* Set exercise: Transcribe every line, keeping it exact.

* Dataset content:
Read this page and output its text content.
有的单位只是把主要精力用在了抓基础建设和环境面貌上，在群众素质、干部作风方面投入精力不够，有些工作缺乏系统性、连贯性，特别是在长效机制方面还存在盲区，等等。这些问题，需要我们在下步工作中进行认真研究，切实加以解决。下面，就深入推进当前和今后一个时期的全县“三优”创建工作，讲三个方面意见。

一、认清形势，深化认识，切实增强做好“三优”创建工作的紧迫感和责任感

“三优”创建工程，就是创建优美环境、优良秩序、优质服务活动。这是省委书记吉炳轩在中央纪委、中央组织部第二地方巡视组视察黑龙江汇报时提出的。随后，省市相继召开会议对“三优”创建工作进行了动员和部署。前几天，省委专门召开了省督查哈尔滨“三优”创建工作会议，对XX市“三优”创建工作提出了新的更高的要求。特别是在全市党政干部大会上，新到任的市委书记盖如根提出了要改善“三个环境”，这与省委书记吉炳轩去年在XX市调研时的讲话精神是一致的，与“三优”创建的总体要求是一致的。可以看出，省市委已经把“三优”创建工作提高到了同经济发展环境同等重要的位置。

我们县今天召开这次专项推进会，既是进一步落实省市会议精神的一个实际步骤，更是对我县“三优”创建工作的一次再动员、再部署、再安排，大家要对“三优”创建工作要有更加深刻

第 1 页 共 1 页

* Exercise output:
Read this page and output its text content.
有的单位只是把主要精力用在了抓基础建设和环境面貌上，在群众素质、干部作风方面投入精力不够，有些工作缺乏系统性、连贯性，特别是在长效机制方面还存在盲区，等等。这些问题，需要我们在下步工作中进行认真研究，切实加以解决。下面，就深入推进当前和今后一个时期的全县“三优”创建工作，讲三个方面意见。

一、认清形势，深化认识，切实增强做好“三优”创建工作的紧迫感和责任感

“三优”创建工程，就是创建优美环境、优良秩序、优质服务活动。这是省委书记吉炳轩在中央纪委、中央组织部第二地方巡视组视察黑龙江汇报时提出的。随后，省市相继召开会议对“三优”创建工作进行了动员和部署。前几天，省委专门召开了省督查哈尔滨“三优”创建工作会议，对XX市“三优”创建工作提出了新的更高的要求。特别是在全市党政干部大会上，新到任的市委书记盖如根提出了要改善“三个环境”，这与省委书记吉炳轩去年在XX市调研时的讲话精神是一致的，与“三优”创建的总体要求是一致的。可以看出，省市委已经把“三优”创建工作提高到了同经济发展环境同等重要的位置。

我们县今天召开这次专项推进会，既是进一步落实省市会议精神的一个实际步骤，更是对我县“三优”创建工作的一次再动员、再部署、再安排，大家要对“三优”创建工作要有更加深刻

第 1 页 共 1 页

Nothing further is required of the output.